#### [Working data]
════════════════
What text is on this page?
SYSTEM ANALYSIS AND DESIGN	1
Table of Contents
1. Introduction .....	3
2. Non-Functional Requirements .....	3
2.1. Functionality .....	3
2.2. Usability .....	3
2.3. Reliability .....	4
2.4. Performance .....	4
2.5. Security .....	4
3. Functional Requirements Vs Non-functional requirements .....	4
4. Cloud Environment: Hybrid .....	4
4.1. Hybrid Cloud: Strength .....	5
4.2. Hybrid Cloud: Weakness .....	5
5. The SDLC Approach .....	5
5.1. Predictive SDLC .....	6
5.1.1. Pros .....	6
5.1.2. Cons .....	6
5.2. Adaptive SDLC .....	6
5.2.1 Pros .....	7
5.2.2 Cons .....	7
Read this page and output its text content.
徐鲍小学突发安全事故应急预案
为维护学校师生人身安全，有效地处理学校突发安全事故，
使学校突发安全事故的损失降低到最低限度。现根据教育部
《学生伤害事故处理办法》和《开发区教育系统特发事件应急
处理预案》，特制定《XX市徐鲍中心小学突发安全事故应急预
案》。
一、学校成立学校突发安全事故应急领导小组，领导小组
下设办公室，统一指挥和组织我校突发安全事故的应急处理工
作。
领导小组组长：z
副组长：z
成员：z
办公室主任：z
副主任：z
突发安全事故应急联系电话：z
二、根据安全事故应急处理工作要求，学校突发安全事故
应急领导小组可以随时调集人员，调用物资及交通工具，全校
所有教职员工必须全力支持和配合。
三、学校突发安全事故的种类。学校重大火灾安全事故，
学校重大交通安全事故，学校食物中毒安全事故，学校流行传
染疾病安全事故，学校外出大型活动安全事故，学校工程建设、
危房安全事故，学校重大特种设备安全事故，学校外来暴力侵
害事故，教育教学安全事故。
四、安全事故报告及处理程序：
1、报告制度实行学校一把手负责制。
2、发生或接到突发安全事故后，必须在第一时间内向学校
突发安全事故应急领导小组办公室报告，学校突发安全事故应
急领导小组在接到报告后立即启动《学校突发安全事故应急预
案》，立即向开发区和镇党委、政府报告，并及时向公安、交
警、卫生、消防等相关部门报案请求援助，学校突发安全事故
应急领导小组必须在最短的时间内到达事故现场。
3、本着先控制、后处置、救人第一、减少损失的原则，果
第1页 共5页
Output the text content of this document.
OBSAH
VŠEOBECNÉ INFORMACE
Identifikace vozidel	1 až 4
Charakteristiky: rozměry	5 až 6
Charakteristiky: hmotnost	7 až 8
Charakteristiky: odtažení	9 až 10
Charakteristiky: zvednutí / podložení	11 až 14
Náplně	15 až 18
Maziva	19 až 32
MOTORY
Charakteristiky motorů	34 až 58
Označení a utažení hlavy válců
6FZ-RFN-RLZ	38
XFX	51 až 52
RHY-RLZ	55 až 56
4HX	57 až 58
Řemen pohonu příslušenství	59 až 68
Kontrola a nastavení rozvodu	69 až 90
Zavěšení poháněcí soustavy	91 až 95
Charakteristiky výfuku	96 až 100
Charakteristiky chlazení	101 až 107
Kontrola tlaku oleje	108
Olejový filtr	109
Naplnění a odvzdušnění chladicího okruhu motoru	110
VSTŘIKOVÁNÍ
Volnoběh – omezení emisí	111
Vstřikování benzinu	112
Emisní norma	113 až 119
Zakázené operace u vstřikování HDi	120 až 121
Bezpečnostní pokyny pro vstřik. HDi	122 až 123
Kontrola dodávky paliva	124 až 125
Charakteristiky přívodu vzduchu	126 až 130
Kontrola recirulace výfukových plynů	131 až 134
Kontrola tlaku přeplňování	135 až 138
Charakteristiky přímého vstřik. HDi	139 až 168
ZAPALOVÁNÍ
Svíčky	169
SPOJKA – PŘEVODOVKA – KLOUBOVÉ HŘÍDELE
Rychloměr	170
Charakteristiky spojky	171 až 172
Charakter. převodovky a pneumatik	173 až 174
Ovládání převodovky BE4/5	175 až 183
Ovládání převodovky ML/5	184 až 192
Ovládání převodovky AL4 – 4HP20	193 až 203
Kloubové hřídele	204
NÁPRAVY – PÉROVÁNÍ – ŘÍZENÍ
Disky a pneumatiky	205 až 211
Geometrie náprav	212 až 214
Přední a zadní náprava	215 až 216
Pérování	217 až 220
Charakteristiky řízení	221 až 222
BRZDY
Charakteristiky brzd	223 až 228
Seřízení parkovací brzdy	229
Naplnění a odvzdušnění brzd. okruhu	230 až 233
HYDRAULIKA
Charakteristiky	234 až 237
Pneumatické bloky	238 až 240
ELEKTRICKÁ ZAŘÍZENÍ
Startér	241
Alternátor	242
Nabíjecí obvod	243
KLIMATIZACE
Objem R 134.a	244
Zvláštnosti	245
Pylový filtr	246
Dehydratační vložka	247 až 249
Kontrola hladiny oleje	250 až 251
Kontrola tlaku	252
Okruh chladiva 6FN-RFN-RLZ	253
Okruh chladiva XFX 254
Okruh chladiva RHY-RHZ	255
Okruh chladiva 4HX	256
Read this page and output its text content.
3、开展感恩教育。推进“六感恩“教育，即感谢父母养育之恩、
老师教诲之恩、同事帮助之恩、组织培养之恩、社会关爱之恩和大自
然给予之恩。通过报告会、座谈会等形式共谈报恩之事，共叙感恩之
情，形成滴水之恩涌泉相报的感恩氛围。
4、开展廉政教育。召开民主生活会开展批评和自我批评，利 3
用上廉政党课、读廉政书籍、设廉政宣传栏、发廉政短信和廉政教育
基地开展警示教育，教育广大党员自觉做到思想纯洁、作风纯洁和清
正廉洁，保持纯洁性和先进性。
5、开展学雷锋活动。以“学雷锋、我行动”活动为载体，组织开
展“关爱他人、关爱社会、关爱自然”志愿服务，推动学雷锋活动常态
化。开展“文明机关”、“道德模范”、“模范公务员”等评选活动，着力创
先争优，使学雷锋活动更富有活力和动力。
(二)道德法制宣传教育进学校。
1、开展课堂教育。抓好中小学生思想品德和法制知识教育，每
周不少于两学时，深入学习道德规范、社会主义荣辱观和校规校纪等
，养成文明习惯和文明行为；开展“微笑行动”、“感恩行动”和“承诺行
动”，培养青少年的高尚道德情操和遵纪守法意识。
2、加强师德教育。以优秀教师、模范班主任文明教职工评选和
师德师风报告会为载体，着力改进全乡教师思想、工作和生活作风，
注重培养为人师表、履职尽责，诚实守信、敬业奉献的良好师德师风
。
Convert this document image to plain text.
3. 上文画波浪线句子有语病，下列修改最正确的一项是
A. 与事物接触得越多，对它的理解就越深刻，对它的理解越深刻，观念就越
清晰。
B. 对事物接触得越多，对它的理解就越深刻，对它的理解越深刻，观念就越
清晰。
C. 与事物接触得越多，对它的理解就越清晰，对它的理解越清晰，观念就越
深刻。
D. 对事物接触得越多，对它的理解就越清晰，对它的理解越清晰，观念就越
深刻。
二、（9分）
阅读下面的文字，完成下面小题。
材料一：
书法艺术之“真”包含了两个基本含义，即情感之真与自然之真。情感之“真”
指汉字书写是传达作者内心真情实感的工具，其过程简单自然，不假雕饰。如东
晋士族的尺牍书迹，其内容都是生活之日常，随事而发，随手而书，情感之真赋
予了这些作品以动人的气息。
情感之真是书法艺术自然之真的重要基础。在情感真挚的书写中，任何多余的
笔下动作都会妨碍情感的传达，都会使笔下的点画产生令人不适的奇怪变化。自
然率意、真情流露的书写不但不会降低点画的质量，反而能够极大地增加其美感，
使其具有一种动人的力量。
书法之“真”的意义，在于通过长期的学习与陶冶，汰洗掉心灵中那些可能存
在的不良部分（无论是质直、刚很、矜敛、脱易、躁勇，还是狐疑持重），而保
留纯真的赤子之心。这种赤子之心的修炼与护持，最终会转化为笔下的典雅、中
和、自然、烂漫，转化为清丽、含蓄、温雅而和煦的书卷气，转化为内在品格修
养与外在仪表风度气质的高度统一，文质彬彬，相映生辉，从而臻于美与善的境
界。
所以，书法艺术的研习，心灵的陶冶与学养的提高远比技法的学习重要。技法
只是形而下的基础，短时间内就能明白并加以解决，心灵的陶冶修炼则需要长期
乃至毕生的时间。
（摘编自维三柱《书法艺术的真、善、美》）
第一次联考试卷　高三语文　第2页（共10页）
════════════════
#### [Task prompt]
Copy out every line of the listing that contains the string "观念就越".

#### [Result for this task]
A. 与事物接触得越多，对它的理解就越深刻，对它的理解越深刻，观念就越
B. 对事物接触得越多，对它的理解就越深刻，对它的理解越深刻，观念就越
C. 与事物接触得越多，对它的理解就越清晰，对它的理解越清晰，观念就越
D. 对事物接触得越多，对它的理解就越清晰，对它的理解越清晰，观念就越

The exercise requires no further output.